The problem
Collect from the data below each line with "Coolant".

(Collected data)
※ ※ ※
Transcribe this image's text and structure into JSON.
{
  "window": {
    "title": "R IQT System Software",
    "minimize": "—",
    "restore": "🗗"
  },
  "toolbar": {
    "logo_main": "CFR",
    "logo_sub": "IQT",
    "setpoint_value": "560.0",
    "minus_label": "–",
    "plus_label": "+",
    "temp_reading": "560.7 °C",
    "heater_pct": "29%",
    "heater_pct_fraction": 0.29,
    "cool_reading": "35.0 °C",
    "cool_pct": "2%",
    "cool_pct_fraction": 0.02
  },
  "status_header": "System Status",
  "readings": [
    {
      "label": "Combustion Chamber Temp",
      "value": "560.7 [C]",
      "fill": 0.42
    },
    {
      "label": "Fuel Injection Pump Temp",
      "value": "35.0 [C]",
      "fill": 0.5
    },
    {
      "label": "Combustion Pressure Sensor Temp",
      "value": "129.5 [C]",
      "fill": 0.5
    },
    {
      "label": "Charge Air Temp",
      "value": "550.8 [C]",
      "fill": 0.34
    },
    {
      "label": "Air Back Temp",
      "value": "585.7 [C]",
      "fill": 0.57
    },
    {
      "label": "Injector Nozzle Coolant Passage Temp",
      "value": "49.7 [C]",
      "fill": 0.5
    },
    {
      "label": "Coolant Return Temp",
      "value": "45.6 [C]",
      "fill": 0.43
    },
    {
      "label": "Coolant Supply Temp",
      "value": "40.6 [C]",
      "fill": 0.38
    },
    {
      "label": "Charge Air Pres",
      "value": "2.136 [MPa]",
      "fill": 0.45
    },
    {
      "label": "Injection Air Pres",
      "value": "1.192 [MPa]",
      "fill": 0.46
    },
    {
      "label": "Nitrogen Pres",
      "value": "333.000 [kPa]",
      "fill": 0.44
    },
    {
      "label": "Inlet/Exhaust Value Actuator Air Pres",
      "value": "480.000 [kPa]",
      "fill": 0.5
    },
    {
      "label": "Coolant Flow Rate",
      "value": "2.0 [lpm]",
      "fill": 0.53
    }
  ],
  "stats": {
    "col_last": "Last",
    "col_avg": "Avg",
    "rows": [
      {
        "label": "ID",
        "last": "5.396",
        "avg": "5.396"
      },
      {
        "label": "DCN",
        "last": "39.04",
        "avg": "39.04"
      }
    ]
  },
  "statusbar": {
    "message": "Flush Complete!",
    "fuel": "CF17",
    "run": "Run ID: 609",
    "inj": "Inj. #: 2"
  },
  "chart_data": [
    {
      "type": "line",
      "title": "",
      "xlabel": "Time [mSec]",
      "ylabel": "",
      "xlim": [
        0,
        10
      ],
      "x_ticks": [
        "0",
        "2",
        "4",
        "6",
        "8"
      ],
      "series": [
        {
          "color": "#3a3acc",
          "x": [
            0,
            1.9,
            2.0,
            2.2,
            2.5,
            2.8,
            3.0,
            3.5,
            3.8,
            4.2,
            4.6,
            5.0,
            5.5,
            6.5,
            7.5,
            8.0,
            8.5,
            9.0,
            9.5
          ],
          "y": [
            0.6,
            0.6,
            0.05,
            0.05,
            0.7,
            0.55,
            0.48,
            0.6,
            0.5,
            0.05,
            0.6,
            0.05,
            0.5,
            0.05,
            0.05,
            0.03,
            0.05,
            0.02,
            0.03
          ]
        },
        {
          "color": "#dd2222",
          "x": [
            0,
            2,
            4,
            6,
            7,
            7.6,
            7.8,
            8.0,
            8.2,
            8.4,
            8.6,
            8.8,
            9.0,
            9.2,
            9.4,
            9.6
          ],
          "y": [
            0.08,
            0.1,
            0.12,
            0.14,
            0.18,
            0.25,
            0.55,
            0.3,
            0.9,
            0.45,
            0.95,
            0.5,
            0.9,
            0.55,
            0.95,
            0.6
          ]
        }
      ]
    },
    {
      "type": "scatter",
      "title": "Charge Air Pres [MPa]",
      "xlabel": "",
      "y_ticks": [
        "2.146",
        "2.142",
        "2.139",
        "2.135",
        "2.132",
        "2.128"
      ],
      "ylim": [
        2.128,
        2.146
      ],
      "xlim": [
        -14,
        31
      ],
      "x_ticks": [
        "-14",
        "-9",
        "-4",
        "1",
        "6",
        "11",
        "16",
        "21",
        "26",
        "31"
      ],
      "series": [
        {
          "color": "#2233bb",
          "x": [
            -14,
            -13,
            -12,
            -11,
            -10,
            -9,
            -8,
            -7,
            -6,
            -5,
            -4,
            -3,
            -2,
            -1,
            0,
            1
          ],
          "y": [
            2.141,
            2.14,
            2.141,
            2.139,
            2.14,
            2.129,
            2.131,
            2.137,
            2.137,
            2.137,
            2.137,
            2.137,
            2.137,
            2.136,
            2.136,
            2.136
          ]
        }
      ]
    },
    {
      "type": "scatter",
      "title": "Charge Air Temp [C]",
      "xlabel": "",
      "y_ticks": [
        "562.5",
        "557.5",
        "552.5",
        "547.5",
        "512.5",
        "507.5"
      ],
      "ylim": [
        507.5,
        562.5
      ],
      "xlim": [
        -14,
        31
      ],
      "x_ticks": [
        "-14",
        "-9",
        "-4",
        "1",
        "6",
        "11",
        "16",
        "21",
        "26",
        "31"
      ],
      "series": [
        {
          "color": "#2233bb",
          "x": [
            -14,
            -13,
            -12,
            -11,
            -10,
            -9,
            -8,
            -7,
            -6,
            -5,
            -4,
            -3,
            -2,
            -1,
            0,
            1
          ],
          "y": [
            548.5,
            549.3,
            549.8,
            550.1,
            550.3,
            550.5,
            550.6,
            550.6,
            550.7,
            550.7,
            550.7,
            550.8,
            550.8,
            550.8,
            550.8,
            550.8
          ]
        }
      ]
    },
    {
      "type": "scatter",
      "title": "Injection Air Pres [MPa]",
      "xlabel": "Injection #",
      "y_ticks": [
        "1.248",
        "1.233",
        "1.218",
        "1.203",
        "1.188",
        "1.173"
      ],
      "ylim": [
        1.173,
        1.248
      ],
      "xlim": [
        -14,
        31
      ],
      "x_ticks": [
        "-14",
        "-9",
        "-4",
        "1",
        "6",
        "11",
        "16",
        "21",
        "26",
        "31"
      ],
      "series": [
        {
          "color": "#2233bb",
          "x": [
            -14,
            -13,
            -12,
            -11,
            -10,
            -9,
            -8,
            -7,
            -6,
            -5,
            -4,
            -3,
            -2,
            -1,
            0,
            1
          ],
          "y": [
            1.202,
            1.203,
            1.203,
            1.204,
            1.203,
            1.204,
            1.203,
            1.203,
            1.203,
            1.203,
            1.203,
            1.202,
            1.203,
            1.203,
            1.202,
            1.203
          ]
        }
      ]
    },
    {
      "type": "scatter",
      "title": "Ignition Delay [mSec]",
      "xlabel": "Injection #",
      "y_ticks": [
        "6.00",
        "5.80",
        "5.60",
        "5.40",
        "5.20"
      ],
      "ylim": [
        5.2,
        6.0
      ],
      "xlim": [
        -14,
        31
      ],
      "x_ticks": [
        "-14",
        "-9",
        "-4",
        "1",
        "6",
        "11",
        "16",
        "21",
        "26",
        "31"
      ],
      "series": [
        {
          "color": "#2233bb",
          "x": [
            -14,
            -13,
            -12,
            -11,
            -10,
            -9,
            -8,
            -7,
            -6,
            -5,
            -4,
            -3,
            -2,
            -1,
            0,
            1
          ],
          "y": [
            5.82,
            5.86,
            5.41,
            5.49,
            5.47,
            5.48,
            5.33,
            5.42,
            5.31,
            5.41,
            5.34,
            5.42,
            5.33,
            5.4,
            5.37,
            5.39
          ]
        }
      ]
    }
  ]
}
※ ※ ※
Exercise result
      "label": "Injector Nozzle Coolant Passage Temp",
      "label": "Coolant Return Temp",
      "label": "Coolant Supply Temp",
      "label": "Coolant Flow Rate",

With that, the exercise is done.